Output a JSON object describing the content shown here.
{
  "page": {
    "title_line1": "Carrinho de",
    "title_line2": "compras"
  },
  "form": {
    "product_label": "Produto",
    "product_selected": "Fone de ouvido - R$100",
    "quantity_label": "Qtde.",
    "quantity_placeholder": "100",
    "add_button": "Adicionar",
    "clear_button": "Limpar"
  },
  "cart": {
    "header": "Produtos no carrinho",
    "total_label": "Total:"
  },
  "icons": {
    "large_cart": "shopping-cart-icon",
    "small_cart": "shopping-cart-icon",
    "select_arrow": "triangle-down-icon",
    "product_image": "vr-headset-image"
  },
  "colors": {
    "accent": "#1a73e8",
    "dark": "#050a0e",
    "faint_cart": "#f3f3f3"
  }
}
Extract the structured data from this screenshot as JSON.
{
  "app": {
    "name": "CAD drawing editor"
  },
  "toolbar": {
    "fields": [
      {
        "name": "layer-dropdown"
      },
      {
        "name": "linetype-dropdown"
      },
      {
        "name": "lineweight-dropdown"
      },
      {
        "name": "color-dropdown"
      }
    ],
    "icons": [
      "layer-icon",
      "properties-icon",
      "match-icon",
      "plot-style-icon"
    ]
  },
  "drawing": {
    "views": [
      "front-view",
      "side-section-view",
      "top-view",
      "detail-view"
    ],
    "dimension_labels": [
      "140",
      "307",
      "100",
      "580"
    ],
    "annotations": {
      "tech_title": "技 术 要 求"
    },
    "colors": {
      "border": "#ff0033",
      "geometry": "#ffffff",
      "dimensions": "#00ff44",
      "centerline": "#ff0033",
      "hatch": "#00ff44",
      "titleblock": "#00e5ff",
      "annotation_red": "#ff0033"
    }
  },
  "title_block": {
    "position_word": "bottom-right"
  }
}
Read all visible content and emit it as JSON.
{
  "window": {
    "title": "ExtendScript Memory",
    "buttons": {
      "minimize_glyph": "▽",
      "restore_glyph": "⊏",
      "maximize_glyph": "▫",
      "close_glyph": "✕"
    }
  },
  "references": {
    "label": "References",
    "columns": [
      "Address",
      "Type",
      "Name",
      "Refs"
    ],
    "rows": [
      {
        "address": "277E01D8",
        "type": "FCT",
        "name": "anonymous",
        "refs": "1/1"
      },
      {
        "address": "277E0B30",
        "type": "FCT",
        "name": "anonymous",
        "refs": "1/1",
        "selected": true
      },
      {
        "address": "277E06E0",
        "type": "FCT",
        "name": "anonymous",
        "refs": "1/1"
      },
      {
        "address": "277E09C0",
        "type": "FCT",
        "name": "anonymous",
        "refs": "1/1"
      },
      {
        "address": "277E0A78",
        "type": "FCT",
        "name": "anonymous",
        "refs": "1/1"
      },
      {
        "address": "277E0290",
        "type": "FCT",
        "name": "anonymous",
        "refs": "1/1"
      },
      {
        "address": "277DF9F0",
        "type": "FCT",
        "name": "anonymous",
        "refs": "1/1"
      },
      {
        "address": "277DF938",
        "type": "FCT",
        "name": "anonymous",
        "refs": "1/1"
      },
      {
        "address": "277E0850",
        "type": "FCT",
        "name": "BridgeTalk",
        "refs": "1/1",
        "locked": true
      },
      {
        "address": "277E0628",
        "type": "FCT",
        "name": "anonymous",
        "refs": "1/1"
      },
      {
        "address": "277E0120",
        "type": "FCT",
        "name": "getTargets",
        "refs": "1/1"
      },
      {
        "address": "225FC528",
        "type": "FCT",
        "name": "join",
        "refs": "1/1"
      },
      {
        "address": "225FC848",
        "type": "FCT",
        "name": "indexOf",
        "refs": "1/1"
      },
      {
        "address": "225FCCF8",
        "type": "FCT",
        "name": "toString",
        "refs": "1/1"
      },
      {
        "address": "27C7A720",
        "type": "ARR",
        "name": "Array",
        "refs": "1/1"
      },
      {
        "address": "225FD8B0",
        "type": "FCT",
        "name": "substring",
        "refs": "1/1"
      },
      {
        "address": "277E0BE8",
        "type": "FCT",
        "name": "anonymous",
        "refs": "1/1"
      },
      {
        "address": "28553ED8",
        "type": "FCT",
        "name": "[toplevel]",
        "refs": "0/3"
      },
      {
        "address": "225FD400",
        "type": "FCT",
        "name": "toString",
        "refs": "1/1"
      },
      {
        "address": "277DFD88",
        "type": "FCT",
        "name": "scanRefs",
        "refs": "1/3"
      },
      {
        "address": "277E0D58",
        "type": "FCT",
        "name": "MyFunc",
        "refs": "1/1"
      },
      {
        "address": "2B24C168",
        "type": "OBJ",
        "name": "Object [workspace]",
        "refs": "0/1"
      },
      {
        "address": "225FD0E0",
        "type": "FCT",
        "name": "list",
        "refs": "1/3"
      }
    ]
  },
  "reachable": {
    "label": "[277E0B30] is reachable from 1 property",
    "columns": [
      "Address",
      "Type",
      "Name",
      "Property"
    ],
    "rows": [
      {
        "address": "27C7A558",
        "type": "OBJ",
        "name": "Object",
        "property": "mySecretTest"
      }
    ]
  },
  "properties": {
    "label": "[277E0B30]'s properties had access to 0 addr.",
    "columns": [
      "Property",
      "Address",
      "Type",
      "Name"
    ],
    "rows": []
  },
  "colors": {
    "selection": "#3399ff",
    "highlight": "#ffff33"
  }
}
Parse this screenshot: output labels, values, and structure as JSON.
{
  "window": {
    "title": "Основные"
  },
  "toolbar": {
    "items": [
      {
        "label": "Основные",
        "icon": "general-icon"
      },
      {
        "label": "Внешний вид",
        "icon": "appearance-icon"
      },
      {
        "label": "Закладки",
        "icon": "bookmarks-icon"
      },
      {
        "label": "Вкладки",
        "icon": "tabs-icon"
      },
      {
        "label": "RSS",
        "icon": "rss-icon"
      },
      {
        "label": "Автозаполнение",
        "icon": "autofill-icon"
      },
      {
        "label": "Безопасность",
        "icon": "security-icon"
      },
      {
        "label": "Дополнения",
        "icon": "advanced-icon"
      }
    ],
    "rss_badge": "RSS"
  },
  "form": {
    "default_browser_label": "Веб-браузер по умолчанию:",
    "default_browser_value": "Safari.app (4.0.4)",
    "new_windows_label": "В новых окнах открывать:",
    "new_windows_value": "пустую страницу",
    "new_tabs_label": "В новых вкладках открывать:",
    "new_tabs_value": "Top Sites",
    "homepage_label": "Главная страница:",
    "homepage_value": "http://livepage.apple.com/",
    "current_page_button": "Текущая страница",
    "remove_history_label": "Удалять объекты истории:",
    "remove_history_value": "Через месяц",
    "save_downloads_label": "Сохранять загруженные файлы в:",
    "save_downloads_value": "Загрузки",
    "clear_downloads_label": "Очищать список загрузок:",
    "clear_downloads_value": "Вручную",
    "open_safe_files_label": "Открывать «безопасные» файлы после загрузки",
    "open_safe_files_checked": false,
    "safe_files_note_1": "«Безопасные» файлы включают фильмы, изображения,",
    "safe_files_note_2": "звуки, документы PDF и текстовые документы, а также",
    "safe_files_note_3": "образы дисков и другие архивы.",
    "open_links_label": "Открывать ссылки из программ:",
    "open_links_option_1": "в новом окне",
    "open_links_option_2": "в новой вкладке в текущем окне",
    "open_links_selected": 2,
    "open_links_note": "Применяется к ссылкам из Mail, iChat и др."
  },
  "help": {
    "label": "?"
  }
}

WRITTEN EXERCISE: Write out every line of the records exactly.

EXERCISE OUTPUT:
Output a JSON object describing the content shown here.
{
  "page": {
    "title_line1": "Carrinho de",
    "title_line2": "compras"
  },
  "form": {
    "product_label": "Produto",
    "product_selected": "Fone de ouvido - R$100",
    "quantity_label": "Qtde.",
    "quantity_placeholder": "100",
    "add_button": "Adicionar",
    "clear_button": "Limpar"
  },
  "cart": {
    "header": "Produtos no carrinho",
    "total_label": "Total:"
  },
  "icons": {
    "large_cart": "shopping-cart-icon",
    "small_cart": "shopping-cart-icon",
    "select_arrow": "triangle-down-icon",
    "product_image": "vr-headset-image"
  },
  "colors": {
    "accent": "#1a73e8",
    "dark": "#050a0e",
    "faint_cart": "#f3f3f3"
  }
}
Extract the structured data from this screenshot as JSON.
{
  "app": {
    "name": "CAD drawing editor"
  },
  "toolbar": {
    "fields": [
      {
        "name": "layer-dropdown"
      },
      {
        "name": "linetype-dropdown"
      },
      {
        "name": "lineweight-dropdown"
      },
      {
        "name": "color-dropdown"
      }
    ],
    "icons": [
      "layer-icon",
      "properties-icon",
      "match-icon",
      "plot-style-icon"
    ]
  },
  "drawing": {
    "views": [
      "front-view",
      "side-section-view",
      "top-view",
      "detail-view"
    ],
    "dimension_labels": [
      "140",
      "307",
      "100",
      "580"
    ],
    "annotations": {
      "tech_title": "技 术 要 求"
    },
    "colors": {
      "border": "#ff0033",
      "geometry": "#ffffff",
      "dimensions": "#00ff44",
      "centerline": "#ff0033",
      "hatch": "#00ff44",
      "titleblock": "#00e5ff",
      "annotation_red": "#ff0033"
    }
  },
  "title_block": {
    "position_word": "bottom-right"
  }
}
Read all visible content and emit it as JSON.
{
  "window": {
    "title": "ExtendScript Memory",
    "buttons": {
      "minimize_glyph": "▽",
      "restore_glyph": "⊏",
      "maximize_glyph": "▫",
      "close_glyph": "✕"
    }
  },
  "references": {
    "label": "References",
    "columns": [
      "Address",
      "Type",
      "Name",
      "Refs"
    ],
    "rows": [
      {
        "address": "277E01D8",
        "type": "FCT",
        "name": "anonymous",
        "refs": "1/1"
      },
      {
        "address": "277E0B30",
        "type": "FCT",
        "name": "anonymous",
        "refs": "1/1",
        "selected": true
      },
      {
        "address": "277E06E0",
        "type": "FCT",
        "name": "anonymous",
        "refs": "1/1"
      },
      {
        "address": "277E09C0",
        "type": "FCT",
        "name": "anonymous",
        "refs": "1/1"
      },
      {
        "address": "277E0A78",
        "type": "FCT",
        "name": "anonymous",
        "refs": "1/1"
      },
      {
        "address": "277E0290",
        "type": "FCT",
        "name": "anonymous",
        "refs": "1/1"
      },
      {
        "address": "277DF9F0",
        "type": "FCT",
        "name": "anonymous",
        "refs": "1/1"
      },
      {
        "address": "277DF938",
        "type": "FCT",
        "name": "anonymous",
        "refs": "1/1"
      },
      {
        "address": "277E0850",
        "type": "FCT",
        "name": "BridgeTalk",
        "refs": "1/1",
        "locked": true
      },
      {
        "address": "277E0628",
        "type": "FCT",
        "name": "anonymous",
        "refs": "1/1"
      },
      {
        "address": "277E0120",
        "type": "FCT",
        "name": "getTargets",
        "refs": "1/1"
      },
      {
        "address": "225FC528",
        "type": "FCT",
        "name": "join",
        "refs": "1/1"
      },
      {
        "address": "225FC848",
        "type": "FCT",
        "name": "indexOf",
        "refs": "1/1"
      },
      {
        "address": "225FCCF8",
        "type": "FCT",
        "name": "toString",
        "refs": "1/1"
      },
      {
        "address": "27C7A720",
        "type": "ARR",
        "name": "Array",
        "refs": "1/1"
      },
      {
        "address": "225FD8B0",
        "type": "FCT",
        "name": "substring",
        "refs": "1/1"
      },
      {
        "address": "277E0BE8",
        "type": "FCT",
        "name": "anonymous",
        "refs": "1/1"
      },
      {
        "address": "28553ED8",
        "type": "FCT",
        "name": "[toplevel]",
        "refs": "0/3"
      },
      {
        "address": "225FD400",
        "type": "FCT",
        "name": "toString",
        "refs": "1/1"
      },
      {
        "address": "277DFD88",
        "type": "FCT",
        "name": "scanRefs",
        "refs": "1/3"
      },
      {
        "address": "277E0D58",
        "type": "FCT",
        "name": "MyFunc",
        "refs": "1/1"
      },
      {
        "address": "2B24C168",
        "type": "OBJ",
        "name": "Object [workspace]",
        "refs": "0/1"
      },
      {
        "address": "225FD0E0",
        "type": "FCT",
        "name": "list",
        "refs": "1/3"
      }
    ]
  },
  "reachable": {
    "label": "[277E0B30] is reachable from 1 property",
    "columns": [
      "Address",
      "Type",
      "Name",
      "Property"
    ],
    "rows": [
      {
        "address": "27C7A558",
        "type": "OBJ",
        "name": "Object",
        "property": "mySecretTest"
      }
    ]
  },
  "properties": {
    "label": "[277E0B30]'s properties had access to 0 addr.",
    "columns": [
      "Property",
      "Address",
      "Type",
      "Name"
    ],
    "rows": []
  },
  "colors": {
    "selection": "#3399ff",
    "highlight": "#ffff33"
  }
}
Parse this screenshot: output labels, values, and structure as JSON.
{
  "window": {
    "title": "Основные"
  },
  "toolbar": {
    "items": [
      {
        "label": "Основные",
        "icon": "general-icon"
      },
      {
        "label": "Внешний вид",
        "icon": "appearance-icon"
      },
      {
        "label": "Закладки",
        "icon": "bookmarks-icon"
      },
      {
        "label": "Вкладки",
        "icon": "tabs-icon"
      },
      {
        "label": "RSS",
        "icon": "rss-icon"
      },
      {
        "label": "Автозаполнение",
        "icon": "autofill-icon"
      },
      {
        "label": "Безопасность",
        "icon": "security-icon"
      },
      {
        "label": "Дополнения",
        "icon": "advanced-icon"
      }
    ],
    "rss_badge": "RSS"
  },
  "form": {
    "default_browser_label": "Веб-браузер по умолчанию:",
    "default_browser_value": "Safari.app (4.0.4)",
    "new_windows_label": "В новых окнах открывать:",
    "new_windows_value": "пустую страницу",
    "new_tabs_label": "В новых вкладках открывать:",
    "new_tabs_value": "Top Sites",
    "homepage_label": "Главная страница:",
    "homepage_value": "http://livepage.apple.com/",
    "current_page_button": "Текущая страница",
    "remove_history_label": "Удалять объекты истории:",
    "remove_history_value": "Через месяц",
    "save_downloads_label": "Сохранять загруженные файлы в:",
    "save_downloads_value": "Загрузки",
    "clear_downloads_label": "Очищать список загрузок:",
    "clear_downloads_value": "Вручную",
    "open_safe_files_label": "Открывать «безопасные» файлы после загрузки",
    "open_safe_files_checked": false,
    "safe_files_note_1": "«Безопасные» файлы включают фильмы, изображения,",
    "safe_files_note_2": "звуки, документы PDF и текстовые документы, а также",
    "safe_files_note_3": "образы дисков и другие архивы.",
    "open_links_label": "Открывать ссылки из программ:",
    "open_links_option_1": "в новом окне",
    "open_links_option_2": "в новой вкладке в текущем окне",
    "open_links_selected": 2,
    "open_links_note": "Применяется к ссылкам из Mail, iChat и др."
  },
  "help": {
    "label": "?"
  }
}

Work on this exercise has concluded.